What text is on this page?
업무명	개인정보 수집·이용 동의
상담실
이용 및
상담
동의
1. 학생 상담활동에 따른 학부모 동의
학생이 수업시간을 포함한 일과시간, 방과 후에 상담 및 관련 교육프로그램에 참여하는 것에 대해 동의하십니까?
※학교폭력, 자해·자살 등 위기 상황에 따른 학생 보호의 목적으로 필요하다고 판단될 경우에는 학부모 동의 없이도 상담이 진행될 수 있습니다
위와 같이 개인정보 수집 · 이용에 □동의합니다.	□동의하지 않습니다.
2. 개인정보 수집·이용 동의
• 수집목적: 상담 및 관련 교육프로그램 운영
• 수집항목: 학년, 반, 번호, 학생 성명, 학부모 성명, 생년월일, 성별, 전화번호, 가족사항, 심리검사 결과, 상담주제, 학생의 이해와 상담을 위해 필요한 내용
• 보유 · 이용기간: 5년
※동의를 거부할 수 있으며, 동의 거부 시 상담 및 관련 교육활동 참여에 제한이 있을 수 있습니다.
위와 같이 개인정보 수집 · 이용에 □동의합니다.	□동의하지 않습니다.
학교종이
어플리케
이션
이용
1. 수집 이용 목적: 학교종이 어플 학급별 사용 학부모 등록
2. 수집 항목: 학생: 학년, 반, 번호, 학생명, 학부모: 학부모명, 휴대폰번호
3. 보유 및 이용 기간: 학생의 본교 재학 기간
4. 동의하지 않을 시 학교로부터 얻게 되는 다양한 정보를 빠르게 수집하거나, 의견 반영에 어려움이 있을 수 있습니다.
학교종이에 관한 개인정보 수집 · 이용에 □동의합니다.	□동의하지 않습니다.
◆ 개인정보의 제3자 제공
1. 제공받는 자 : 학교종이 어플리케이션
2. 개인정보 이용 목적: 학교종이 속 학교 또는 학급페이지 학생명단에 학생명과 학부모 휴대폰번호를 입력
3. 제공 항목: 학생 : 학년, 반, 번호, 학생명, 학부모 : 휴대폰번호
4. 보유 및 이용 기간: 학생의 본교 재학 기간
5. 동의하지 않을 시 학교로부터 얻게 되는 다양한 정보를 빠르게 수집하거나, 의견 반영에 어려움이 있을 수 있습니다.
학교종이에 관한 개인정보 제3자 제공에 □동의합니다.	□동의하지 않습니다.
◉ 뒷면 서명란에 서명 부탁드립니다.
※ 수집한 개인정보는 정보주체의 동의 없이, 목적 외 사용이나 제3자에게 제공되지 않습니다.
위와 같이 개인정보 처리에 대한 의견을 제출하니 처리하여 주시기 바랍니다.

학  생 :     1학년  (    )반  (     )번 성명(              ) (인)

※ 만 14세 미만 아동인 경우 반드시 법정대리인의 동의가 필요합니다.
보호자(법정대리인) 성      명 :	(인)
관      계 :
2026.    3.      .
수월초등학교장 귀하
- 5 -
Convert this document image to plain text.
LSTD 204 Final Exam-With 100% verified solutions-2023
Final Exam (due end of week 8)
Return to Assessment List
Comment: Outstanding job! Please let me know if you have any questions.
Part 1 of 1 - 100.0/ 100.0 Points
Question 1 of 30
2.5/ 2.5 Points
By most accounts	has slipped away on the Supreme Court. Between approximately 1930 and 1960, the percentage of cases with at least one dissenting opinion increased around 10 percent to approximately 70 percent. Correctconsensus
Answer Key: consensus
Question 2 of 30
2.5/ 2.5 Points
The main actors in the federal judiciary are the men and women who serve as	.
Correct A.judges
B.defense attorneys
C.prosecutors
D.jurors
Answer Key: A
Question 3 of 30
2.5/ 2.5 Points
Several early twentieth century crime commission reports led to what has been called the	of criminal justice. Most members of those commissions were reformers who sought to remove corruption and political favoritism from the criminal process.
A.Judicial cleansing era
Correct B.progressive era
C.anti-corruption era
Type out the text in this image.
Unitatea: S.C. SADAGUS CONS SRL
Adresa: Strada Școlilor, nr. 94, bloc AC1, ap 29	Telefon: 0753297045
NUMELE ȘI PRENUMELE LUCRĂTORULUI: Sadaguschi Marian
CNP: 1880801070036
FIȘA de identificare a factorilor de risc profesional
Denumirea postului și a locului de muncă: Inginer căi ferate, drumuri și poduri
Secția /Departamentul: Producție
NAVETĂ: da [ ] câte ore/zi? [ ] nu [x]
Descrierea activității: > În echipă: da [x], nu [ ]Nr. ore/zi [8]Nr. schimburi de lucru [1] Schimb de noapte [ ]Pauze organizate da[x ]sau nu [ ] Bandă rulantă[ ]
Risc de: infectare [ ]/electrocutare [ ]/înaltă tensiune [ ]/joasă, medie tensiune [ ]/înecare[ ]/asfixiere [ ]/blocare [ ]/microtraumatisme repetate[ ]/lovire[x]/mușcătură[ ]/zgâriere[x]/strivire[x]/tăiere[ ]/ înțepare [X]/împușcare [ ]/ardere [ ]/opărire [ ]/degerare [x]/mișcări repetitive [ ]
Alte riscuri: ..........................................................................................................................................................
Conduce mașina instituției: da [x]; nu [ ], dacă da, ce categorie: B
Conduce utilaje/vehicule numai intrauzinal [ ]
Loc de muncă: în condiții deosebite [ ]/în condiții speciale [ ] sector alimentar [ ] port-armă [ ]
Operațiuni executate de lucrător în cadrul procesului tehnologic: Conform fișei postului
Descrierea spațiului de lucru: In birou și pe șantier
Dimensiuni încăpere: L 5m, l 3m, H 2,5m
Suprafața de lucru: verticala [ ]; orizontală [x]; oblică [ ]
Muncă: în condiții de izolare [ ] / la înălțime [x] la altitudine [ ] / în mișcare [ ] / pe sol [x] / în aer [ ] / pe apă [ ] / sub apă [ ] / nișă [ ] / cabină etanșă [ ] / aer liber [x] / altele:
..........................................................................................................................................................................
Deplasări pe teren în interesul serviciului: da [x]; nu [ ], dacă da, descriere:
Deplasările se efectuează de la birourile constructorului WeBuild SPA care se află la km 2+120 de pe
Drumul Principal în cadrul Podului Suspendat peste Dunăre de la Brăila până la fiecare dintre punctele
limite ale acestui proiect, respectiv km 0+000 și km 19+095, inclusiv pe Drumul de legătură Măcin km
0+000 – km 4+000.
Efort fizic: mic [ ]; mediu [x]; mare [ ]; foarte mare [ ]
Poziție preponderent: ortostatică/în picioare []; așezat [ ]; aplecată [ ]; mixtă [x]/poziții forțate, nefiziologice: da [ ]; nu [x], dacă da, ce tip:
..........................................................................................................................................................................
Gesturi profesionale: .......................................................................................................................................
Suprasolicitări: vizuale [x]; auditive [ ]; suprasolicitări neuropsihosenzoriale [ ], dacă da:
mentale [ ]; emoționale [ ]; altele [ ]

·····

Find each line in the records holding the string "학교종이에" and show it.

- **Written reply**
학교종이에 관한 개인정보 수집 · 이용에 □동의합니다.	□동의하지 않습니다.
학교종이에 관한 개인정보 제3자 제공에 □동의합니다.	□동의하지 않습니다.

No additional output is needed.